* WORK TO COMPLETE:
Give only the number of lines in the data that contain the word "FRONTAL".

╭─ DATA SHOWN

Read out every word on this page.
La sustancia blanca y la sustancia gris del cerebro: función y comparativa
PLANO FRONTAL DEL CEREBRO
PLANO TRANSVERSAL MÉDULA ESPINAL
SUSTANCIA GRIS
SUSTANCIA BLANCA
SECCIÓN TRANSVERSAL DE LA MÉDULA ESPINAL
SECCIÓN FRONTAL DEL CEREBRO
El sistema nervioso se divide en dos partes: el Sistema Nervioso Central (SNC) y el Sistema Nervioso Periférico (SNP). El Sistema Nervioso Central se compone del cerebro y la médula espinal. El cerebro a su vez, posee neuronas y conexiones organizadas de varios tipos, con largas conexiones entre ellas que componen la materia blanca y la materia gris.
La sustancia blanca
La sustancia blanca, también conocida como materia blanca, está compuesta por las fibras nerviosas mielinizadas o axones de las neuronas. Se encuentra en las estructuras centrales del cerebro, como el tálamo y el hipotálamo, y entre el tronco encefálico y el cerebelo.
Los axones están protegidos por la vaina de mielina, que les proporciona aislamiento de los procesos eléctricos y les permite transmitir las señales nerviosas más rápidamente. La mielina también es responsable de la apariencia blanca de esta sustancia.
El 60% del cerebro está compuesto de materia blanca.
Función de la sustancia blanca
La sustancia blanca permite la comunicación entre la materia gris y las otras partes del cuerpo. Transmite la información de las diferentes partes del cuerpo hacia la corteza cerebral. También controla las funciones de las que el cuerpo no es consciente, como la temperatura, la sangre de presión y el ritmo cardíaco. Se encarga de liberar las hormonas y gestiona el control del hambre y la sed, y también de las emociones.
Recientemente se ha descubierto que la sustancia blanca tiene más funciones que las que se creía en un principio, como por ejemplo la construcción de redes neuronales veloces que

╰─
╭─ DATA SHOWN

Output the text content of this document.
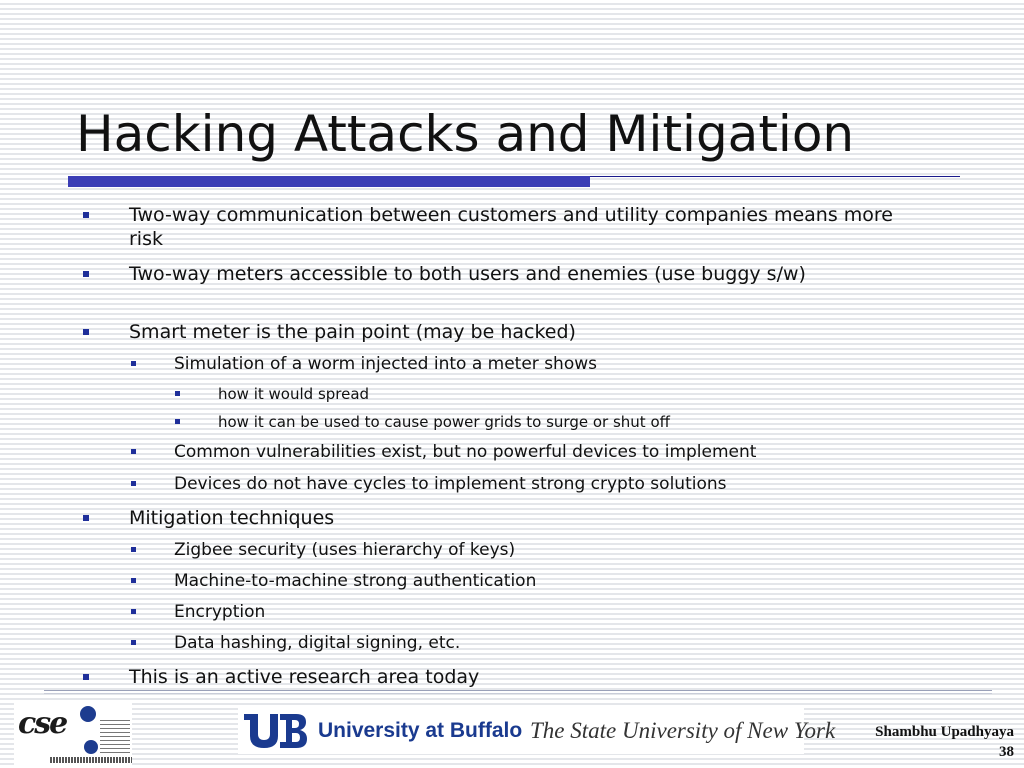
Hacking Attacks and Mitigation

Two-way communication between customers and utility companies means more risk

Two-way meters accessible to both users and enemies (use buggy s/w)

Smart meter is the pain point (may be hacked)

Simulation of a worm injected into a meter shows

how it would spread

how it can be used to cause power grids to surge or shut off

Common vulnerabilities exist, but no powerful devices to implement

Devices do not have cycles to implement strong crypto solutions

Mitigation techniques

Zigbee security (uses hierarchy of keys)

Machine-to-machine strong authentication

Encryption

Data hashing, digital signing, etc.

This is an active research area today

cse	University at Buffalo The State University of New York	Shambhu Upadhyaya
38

╰─

* FINISHED ANSWER:
2